> _What the exercise asks_
Please print exactly the lines running from the one that contains "Give me the" to the end of the data, with both lines included.

> _Data provided_
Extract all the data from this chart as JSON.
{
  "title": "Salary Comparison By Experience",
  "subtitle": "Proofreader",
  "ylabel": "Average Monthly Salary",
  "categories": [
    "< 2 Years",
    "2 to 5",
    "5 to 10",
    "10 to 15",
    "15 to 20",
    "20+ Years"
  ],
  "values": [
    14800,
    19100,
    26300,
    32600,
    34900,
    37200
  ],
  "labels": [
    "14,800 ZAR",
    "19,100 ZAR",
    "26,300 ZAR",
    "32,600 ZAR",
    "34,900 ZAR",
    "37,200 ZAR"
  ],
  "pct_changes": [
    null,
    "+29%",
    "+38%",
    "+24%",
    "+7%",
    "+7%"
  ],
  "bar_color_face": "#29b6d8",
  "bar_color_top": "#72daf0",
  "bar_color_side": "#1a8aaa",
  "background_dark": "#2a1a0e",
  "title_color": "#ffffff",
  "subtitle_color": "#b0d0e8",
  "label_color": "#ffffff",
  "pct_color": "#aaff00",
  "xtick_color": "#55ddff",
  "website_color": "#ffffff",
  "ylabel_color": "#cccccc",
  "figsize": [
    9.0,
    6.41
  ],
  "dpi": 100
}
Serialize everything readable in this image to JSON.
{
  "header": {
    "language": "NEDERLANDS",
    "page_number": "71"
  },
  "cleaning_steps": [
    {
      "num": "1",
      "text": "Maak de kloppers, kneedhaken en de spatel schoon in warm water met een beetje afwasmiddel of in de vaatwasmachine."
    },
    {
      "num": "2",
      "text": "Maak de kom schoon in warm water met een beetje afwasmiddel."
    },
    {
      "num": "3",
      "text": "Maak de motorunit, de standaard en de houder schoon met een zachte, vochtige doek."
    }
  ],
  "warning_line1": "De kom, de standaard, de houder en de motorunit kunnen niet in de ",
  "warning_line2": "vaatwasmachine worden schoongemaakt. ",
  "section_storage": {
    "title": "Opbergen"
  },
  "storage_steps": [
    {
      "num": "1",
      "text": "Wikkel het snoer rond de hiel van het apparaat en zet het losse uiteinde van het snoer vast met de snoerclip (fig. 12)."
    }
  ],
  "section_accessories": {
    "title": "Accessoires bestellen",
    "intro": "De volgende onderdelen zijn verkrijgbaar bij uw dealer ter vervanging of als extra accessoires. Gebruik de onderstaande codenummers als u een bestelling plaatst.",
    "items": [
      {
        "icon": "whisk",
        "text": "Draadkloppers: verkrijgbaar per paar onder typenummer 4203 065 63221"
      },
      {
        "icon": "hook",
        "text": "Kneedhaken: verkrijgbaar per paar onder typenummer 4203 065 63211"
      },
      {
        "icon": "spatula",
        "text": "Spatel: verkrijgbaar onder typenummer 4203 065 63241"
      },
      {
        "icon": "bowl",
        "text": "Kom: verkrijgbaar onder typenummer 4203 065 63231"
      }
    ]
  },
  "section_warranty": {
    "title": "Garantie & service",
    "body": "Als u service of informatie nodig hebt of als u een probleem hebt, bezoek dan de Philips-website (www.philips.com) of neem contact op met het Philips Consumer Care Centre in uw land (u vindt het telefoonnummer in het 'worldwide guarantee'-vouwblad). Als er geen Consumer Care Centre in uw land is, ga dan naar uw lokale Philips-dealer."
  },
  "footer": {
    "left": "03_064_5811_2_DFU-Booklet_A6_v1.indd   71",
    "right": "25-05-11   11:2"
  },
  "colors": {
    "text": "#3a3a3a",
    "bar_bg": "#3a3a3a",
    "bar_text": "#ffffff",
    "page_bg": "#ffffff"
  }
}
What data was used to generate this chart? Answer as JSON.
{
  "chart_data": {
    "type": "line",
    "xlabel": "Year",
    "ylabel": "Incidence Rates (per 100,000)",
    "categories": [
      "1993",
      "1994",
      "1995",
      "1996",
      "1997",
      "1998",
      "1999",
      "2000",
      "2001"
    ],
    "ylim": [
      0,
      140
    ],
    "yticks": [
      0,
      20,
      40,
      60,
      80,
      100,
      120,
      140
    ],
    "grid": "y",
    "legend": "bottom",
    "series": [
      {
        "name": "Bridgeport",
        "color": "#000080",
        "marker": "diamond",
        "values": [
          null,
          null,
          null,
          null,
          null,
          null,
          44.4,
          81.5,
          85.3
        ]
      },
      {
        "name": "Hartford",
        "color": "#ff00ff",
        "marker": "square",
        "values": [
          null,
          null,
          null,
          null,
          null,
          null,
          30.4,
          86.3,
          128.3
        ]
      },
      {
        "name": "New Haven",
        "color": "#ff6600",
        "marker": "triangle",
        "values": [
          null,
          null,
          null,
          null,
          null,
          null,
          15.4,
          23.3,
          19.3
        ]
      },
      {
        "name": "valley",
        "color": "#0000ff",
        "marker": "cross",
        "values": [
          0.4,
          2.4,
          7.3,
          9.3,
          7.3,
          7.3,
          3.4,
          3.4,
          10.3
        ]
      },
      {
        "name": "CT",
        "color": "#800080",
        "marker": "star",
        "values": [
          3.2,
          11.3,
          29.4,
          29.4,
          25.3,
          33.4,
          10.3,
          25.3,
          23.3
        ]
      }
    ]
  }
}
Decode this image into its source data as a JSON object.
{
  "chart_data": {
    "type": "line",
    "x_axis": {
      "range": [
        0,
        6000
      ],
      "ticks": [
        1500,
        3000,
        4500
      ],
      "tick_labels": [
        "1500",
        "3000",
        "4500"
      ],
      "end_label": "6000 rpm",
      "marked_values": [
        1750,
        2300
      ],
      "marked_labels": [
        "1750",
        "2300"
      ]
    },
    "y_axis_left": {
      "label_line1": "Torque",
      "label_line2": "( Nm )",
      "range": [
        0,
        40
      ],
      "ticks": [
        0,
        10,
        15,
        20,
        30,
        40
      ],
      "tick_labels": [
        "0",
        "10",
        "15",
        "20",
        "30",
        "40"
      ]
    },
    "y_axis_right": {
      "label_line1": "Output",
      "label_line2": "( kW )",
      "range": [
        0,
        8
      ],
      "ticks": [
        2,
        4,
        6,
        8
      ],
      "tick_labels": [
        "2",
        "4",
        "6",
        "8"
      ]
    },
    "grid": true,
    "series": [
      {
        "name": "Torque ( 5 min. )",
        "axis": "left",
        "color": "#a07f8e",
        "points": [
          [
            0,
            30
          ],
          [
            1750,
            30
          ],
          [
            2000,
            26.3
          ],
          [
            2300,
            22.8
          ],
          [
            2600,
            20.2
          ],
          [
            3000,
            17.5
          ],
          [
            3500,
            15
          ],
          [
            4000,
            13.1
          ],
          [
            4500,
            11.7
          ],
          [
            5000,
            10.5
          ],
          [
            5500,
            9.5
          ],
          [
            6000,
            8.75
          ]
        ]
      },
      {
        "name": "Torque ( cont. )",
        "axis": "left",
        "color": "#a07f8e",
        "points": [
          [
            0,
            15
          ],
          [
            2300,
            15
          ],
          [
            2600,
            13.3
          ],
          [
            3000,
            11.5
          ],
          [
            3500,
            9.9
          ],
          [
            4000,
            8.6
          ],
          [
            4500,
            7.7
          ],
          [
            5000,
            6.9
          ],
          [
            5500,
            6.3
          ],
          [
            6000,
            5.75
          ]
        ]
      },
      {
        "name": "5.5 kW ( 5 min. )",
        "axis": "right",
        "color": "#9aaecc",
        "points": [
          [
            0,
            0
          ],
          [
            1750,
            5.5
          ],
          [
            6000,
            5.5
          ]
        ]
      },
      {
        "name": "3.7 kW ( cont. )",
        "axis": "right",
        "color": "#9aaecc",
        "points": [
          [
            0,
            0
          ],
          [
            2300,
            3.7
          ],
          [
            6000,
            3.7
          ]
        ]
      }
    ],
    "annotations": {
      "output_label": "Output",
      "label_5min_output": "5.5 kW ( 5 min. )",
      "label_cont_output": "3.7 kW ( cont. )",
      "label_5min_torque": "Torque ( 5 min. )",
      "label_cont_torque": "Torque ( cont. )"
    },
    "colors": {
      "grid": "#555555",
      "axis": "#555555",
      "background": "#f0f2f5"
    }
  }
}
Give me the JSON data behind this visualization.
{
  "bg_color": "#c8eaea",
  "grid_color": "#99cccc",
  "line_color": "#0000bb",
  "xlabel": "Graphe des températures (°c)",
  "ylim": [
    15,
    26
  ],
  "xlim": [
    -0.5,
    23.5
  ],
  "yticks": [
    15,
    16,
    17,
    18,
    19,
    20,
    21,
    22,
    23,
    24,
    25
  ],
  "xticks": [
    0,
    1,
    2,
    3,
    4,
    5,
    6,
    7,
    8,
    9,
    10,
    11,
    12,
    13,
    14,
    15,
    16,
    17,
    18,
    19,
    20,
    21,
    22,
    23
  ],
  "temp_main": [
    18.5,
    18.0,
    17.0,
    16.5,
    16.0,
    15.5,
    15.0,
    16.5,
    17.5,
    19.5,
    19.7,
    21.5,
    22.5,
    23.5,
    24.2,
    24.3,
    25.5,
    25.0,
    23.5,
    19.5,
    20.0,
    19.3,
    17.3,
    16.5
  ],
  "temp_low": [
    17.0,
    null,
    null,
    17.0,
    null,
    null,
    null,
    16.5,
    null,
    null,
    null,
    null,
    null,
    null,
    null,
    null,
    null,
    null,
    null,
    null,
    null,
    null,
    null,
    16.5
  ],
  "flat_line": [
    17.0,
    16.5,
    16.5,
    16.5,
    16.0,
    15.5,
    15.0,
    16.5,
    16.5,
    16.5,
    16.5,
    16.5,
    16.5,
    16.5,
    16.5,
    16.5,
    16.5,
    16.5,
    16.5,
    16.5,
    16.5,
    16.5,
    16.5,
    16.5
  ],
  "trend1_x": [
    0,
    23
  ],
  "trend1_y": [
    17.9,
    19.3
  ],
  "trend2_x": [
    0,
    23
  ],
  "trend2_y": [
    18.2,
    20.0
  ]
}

> _Result for this exercise_
Give me the JSON data behind this visualization.
{
  "bg_color": "#c8eaea",
  "grid_color": "#99cccc",
  "line_color": "#0000bb",
  "xlabel": "Graphe des températures (°c)",
  "ylim": [
    15,
    26
  ],
  "xlim": [
    -0.5,
    23.5
  ],
  "yticks": [
    15,
    16,
    17,
    18,
    19,
    20,
    21,
    22,
    23,
    24,
    25
  ],
  "xticks": [
    0,
    1,
    2,
    3,
    4,
    5,
    6,
    7,
    8,
    9,
    10,
    11,
    12,
    13,
    14,
    15,
    16,
    17,
    18,
    19,
    20,
    21,
    22,
    23
  ],
  "temp_main": [
    18.5,
    18.0,
    17.0,
    16.5,
    16.0,
    15.5,
    15.0,
    16.5,
    17.5,
    19.5,
    19.7,
    21.5,
    22.5,
    23.5,
    24.2,
    24.3,
    25.5,
    25.0,
    23.5,
    19.5,
    20.0,
    19.3,
    17.3,
    16.5
  ],
  "temp_low": [
    17.0,
    null,
    null,
    17.0,
    null,
    null,
    null,
    16.5,
    null,
    null,
    null,
    null,
    null,
    null,
    null,
    null,
    null,
    null,
    null,
    null,
    null,
    null,
    null,
    16.5
  ],
  "flat_line": [
    17.0,
    16.5,
    16.5,
    16.5,
    16.0,
    15.5,
    15.0,
    16.5,
    16.5,
    16.5,
    16.5,
    16.5,
    16.5,
    16.5,
    16.5,
    16.5,
    16.5,
    16.5,
    16.5,
    16.5,
    16.5,
    16.5,
    16.5,
    16.5
  ],
  "trend1_x": [
    0,
    23
  ],
  "trend1_y": [
    17.9,
    19.3
  ],
  "trend2_x": [
    0,
    23
  ],
  "trend2_y": [
    18.2,
    20.0
  ]
}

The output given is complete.